### Texto proporcionado
# # # #
Estudiar en una universidad privada puede ser, un arma de doble filo, porque a ratos nos sumergimos más en esa burbuja que nos hemos creado con los años que nos mantiene distraídos y en otros, puede ayudarnos a cambiar de perspectiva, a darnos cuenta que seguimos siendo muy privilegiados por el lugar en el que estamos y que justamente por esa razón, no podemos ser indiferentes ante los muchos contextos, realidades, grupos vulnerables, injusticias que vive nuestro país.
Durante mi carrera comencé a tener un acercamiento a estas realidades y adentrarme a lo que los jesuitas llaman espiritualidad ignaciana, especialmente cuando observé desde cerca el fenómeno de la migración. Entendí las situaciones que se viven en otras regiones, que hay personas que se ven obligadas a moverse de su lugar de origen porque su vida corre riesgo o porque desean una vida mejor para sus hijas e hijos.
Ellas y ellos se aprecian como seres invisibles, sin nombre, sin identidad, que transitan en un país considerado el mayor corredor migratorio del mundo y uno de los más peligrosos. En este país se masacran y abandonan personas, recuerdo el caso de los 72 de San Fernando, en el que los agresores pueden seguir impunes y en el que las personas se deshumanizan porque, como sucede en el conteo de muertes por covid-19, en México las personas son números para hacer estadística.
La enorme problemática que vive nuestro país en cuanto a violaciones de derechos humanos demuestra la importancia de que existan organismos como el Servicio Jesuita para Refugiados y otras organizaciones no gubernamentales y de la sociedad civil para presionar a las autoridades y a la propia sociedad en la búsqueda de justicia y dignidad para las personas en situaciones vulnerables, para darles rostro e historia. Desde ayuda humanitaria en albergues, incidencia en comunidades de origen, hasta asesoría y acompañamiento a solicitantes de refugio.
Cada experiencia y cada plática con las personas migrantes y refugiadas que me he encontrado en estos años de colaborar en diferentes proyectos como los Voluntariados en el Centro Universitario Ignaciano ya sea en la ZMG, en Amatlán de los Reyes, Veracruz, o la frontera con Guatemala, me motiva a seguir involucrándome en la búsqueda de la dignidad y defensa de sus derechos humanos pero nunca desde una perspectiva de superioridad, sino de situarme y mirarles de frente, escuchándoles, analizando, conociendo y respetando sus experiencias de vida.
# # # #
Elementos de una fuente de datos
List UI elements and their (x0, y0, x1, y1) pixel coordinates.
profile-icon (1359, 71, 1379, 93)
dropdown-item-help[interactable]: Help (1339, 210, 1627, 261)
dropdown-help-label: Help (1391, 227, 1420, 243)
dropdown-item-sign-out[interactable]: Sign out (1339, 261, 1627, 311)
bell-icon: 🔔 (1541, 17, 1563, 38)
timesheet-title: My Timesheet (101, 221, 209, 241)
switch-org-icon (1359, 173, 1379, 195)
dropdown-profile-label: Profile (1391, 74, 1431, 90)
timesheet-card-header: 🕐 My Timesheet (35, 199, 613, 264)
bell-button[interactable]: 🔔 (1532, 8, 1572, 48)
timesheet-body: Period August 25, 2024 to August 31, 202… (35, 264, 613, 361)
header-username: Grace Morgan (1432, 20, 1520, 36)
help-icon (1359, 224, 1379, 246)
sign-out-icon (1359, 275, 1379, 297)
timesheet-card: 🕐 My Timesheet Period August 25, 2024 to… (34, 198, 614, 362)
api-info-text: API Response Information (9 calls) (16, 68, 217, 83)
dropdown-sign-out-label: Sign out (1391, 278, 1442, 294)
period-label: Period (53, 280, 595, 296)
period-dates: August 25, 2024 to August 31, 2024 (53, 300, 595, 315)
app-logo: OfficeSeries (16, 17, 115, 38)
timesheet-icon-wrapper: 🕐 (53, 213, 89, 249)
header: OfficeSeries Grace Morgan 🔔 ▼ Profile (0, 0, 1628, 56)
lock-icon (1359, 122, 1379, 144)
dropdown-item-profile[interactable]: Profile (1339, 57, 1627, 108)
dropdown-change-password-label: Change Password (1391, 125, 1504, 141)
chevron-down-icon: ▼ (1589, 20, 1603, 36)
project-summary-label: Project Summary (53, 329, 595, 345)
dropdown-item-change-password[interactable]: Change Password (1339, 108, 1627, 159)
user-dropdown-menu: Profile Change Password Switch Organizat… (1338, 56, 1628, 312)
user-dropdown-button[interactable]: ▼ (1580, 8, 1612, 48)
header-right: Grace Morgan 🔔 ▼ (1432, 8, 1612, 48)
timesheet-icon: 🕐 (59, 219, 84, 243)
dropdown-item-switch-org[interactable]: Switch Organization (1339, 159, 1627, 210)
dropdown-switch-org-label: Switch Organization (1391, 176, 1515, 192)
# # # #
Prosiga el texto sobre la migración y el acompañamiento a las personas migrantes y refugiadas a partir de su última oración.

Visibilizar a las personas, como personas, que se ven obligadas a migrar es una forma de quitar estigmas y erradicar la xenofobia que la sociedad poco informada aplica para desentenderse del problema, y es que el problema no es fácil de resolver.
La espiritualidad ignaciana que está orientada a la búsqueda de la voluntad de Dios, que lo encuentres a Él en todas las cosas, que hagas y pongas tus talentos al servicio de los demás, es una herramienta que puede ayudarte a conectarte de mejor manera contigo mismo y a mejorar tus decisiones.
Considero que desde pequeño he sido una persona muy empática, especialmente con personas en situaciones desfavorables, y con la espiritualidad y discernimiento ignacianos, he podido formarme como una persona desde el conocimiento de mí mismo y de mis decisiones; eso me ha permitido tener un impacto positivo en mi propia vida y en la de otras personas.
Hoy el mundo necesita seres humanos más empáticos y solidarios. De poco sirve que existan profesionales muy preparados académicamente si no acompañas tu acción con un sentido de servicio, con la convicción de regresarle algo a la sociedad para que existan oportunidades y justicia para los grupos más desfavorecidos.